Given problem: Set down all of the entries word for word, omitting the images they contain.

Figure collection entries:
_ _ _ _

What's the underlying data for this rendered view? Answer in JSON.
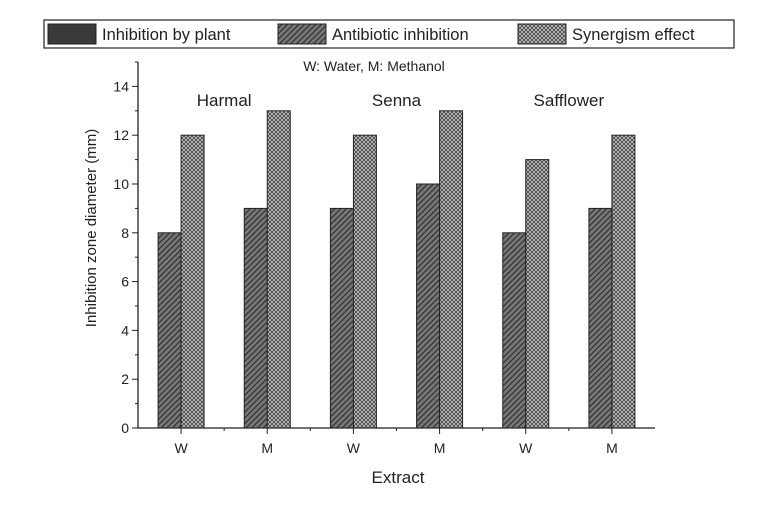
{
  "chart_data": {
    "type": "bar",
    "title": "",
    "xlabel": "Extract",
    "ylabel": "Inhibition zone diameter (mm)",
    "ylim": [
      0,
      15
    ],
    "yticks": [
      0,
      2,
      4,
      6,
      8,
      10,
      12,
      14
    ],
    "categories": [
      "W",
      "M",
      "W",
      "M",
      "W",
      "M"
    ],
    "groups": [
      "Harmal",
      "Senna",
      "Safflower"
    ],
    "annotation": "W: Water, M: Methanol",
    "legend_position": "top",
    "series": [
      {
        "name": "Inhibition by plant",
        "values": [
          null,
          null,
          null,
          null,
          null,
          null
        ],
        "pattern": "solid-dark",
        "color": "#3a3a3a"
      },
      {
        "name": "Antibiotic inhibition",
        "values": [
          8,
          9,
          9,
          10,
          8,
          9
        ],
        "pattern": "diagonal-hatch",
        "color": "#555555"
      },
      {
        "name": "Synergism effect",
        "values": [
          12,
          13,
          12,
          13,
          11,
          12
        ],
        "pattern": "crosshatch",
        "color": "#8a8a8a"
      }
    ]
  }
}
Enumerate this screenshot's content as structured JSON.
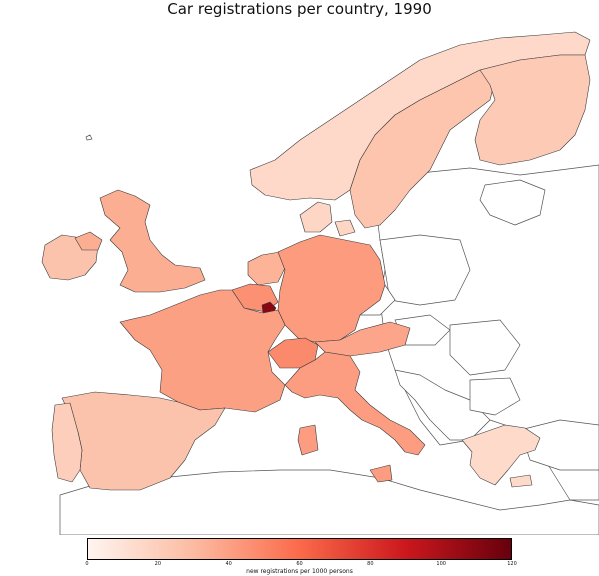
{
  "title": "Car registrations per country, 1990",
  "colorbar": {
    "label": "new registrations per 1000 persons",
    "min": 0,
    "max": 120,
    "ticks": [
      "0",
      "20",
      "40",
      "60",
      "80",
      "100",
      "120"
    ],
    "colors": [
      "#fff5f0",
      "#fcbba1",
      "#fb6a4a",
      "#cb181d",
      "#67000d"
    ]
  },
  "countries": [
    {
      "id": "iceland",
      "value": null
    },
    {
      "id": "ireland",
      "value": 26
    },
    {
      "id": "united-kingdom",
      "value": 35
    },
    {
      "id": "norway",
      "value": 15
    },
    {
      "id": "sweden",
      "value": 25
    },
    {
      "id": "finland",
      "value": 22
    },
    {
      "id": "denmark",
      "value": 16
    },
    {
      "id": "netherlands",
      "value": 33
    },
    {
      "id": "belgium",
      "value": 46
    },
    {
      "id": "luxembourg",
      "value": 110
    },
    {
      "id": "germany",
      "value": 42
    },
    {
      "id": "france",
      "value": 40
    },
    {
      "id": "switzerland",
      "value": 48
    },
    {
      "id": "austria",
      "value": 38
    },
    {
      "id": "spain",
      "value": 26
    },
    {
      "id": "portugal",
      "value": 20
    },
    {
      "id": "italy",
      "value": 41
    },
    {
      "id": "greece",
      "value": 14
    }
  ]
}
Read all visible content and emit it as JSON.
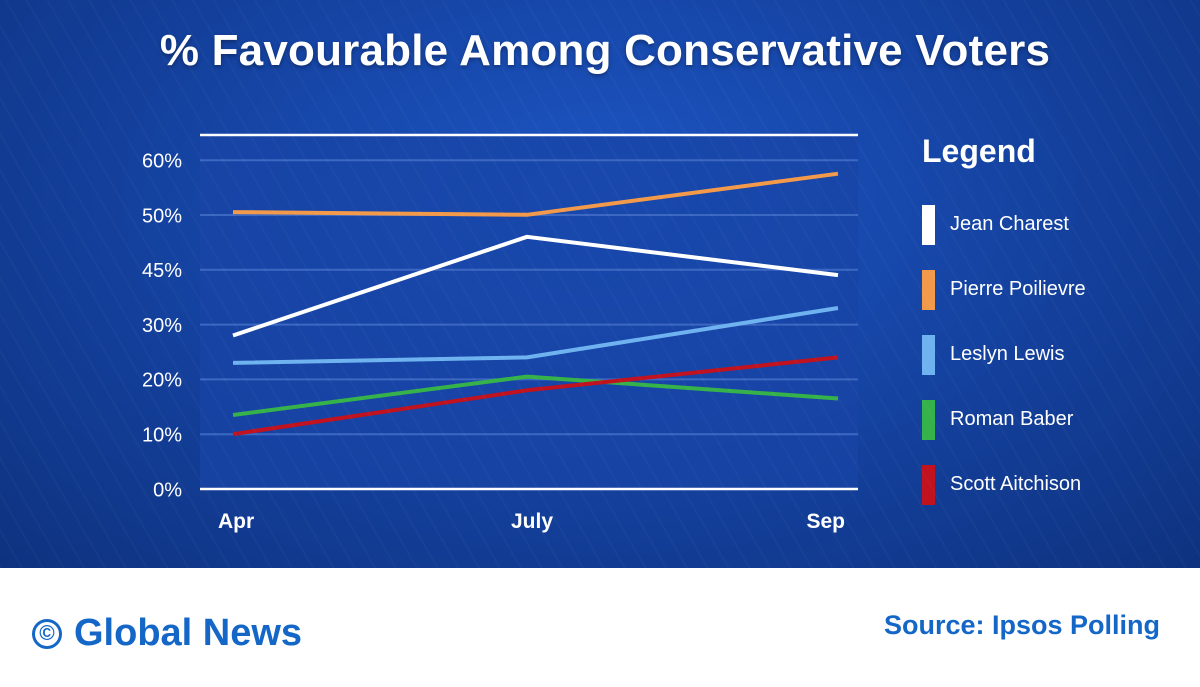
{
  "chart_data": {
    "type": "line",
    "title": "% Favourable Among Conservative Voters",
    "categories": [
      "Apr",
      "July",
      "Sep"
    ],
    "y_tick_labels": [
      "0%",
      "10%",
      "20%",
      "30%",
      "45%",
      "50%",
      "60%"
    ],
    "y_axis_note": "tick labels are not evenly spaced in value; gridlines are evenly spaced",
    "ylim": [
      0,
      60
    ],
    "grid": true,
    "legend_title": "Legend",
    "legend_position": "right",
    "series": [
      {
        "name": "Jean Charest",
        "color": "#ffffff",
        "values": [
          28,
          46,
          39
        ]
      },
      {
        "name": "Pierre Poilievre",
        "color": "#f39a4a",
        "values": [
          50.5,
          50,
          57.5
        ]
      },
      {
        "name": "Leslyn Lewis",
        "color": "#6fb2f0",
        "values": [
          23,
          24,
          33
        ]
      },
      {
        "name": "Roman Baber",
        "color": "#36b24a",
        "values": [
          13.5,
          20.5,
          16.5
        ]
      },
      {
        "name": "Scott Aitchison",
        "color": "#c1121f",
        "values": [
          10,
          18,
          24
        ]
      }
    ]
  },
  "footer": {
    "brand_name": "Global News",
    "copyright_symbol": "©",
    "source": "Source: Ipsos Polling"
  }
}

_ _ _ _

Full output:
What's the underlying data for this rendered view? Answer in JSON.
{
  "chart_data": {
    "type": "bar",
    "title": "",
    "xlabel": "Extract",
    "ylabel": "Inhibition zone diameter (mm)",
    "ylim": [
      0,
      15
    ],
    "yticks": [
      0,
      2,
      4,
      6,
      8,
      10,
      12,
      14
    ],
    "categories": [
      "W",
      "M",
      "W",
      "M",
      "W",
      "M"
    ],
    "groups": [
      "Harmal",
      "Senna",
      "Safflower"
    ],
    "annotation": "W: Water, M: Methanol",
    "legend_position": "top",
    "series": [
      {
        "name": "Inhibition by plant",
        "values": [
          null,
          null,
          null,
          null,
          null,
          null
        ],
        "pattern": "solid-dark",
        "color": "#3a3a3a"
      },
      {
        "name": "Antibiotic inhibition",
        "values": [
          8,
          9,
          9,
          10,
          8,
          9
        ],
        "pattern": "diagonal-hatch",
        "color": "#555555"
      },
      {
        "name": "Synergism effect",
        "values": [
          12,
          13,
          12,
          13,
          11,
          12
        ],
        "pattern": "crosshatch",
        "color": "#8a8a8a"
      }
    ]
  }
}
Enumerate this screenshot's content as structured JSON.
{
  "title": "Car registrations per country, 1990",
  "colorbar": {
    "label": "new registrations per 1000 persons",
    "min": 0,
    "max": 120,
    "ticks": [
      "0",
      "20",
      "40",
      "60",
      "80",
      "100",
      "120"
    ],
    "colors": [
      "#fff5f0",
      "#fcbba1",
      "#fb6a4a",
      "#cb181d",
      "#67000d"
    ]
  },
  "countries": [
    {
      "id": "iceland",
      "value": null
    },
    {
      "id": "ireland",
      "value": 26
    },
    {
      "id": "united-kingdom",
      "value": 35
    },
    {
      "id": "norway",
      "value": 15
    },
    {
      "id": "sweden",
      "value": 25
    },
    {
      "id": "finland",
      "value": 22
    },
    {
      "id": "denmark",
      "value": 16
    },
    {
      "id": "netherlands",
      "value": 33
    },
    {
      "id": "belgium",
      "value": 46
    },
    {
      "id": "luxembourg",
      "value": 110
    },
    {
      "id": "germany",
      "value": 42
    },
    {
      "id": "france",
      "value": 40
    },
    {
      "id": "switzerland",
      "value": 48
    },
    {
      "id": "austria",
      "value": 38
    },
    {
      "id": "spain",
      "value": 26
    },
    {
      "id": "portugal",
      "value": 20
    },
    {
      "id": "italy",
      "value": 41
    },
    {
      "id": "greece",
      "value": 14
    }
  ]
}
Read all visible content and emit it as JSON.
{
  "chart_data": {
    "type": "line",
    "title": "% Favourable Among Conservative Voters",
    "categories": [
      "Apr",
      "July",
      "Sep"
    ],
    "y_tick_labels": [
      "0%",
      "10%",
      "20%",
      "30%",
      "45%",
      "50%",
      "60%"
    ],
    "y_axis_note": "tick labels are not evenly spaced in value; gridlines are evenly spaced",
    "ylim": [
      0,
      60
    ],
    "grid": true,
    "legend_title": "Legend",
    "legend_position": "right",
    "series": [
      {
        "name": "Jean Charest",
        "color": "#ffffff",
        "values": [
          28,
          46,
          39
        ]
      },
      {
        "name": "Pierre Poilievre",
        "color": "#f39a4a",
        "values": [
          50.5,
          50,
          57.5
        ]
      },
      {
        "name": "Leslyn Lewis",
        "color": "#6fb2f0",
        "values": [
          23,
          24,
          33
        ]
      },
      {
        "name": "Roman Baber",
        "color": "#36b24a",
        "values": [
          13.5,
          20.5,
          16.5
        ]
      },
      {
        "name": "Scott Aitchison",
        "color": "#c1121f",
        "values": [
          10,
          18,
          24
        ]
      }
    ]
  },
  "footer": {
    "brand_name": "Global News",
    "copyright_symbol": "©",
    "source": "Source: Ipsos Polling"
  }
}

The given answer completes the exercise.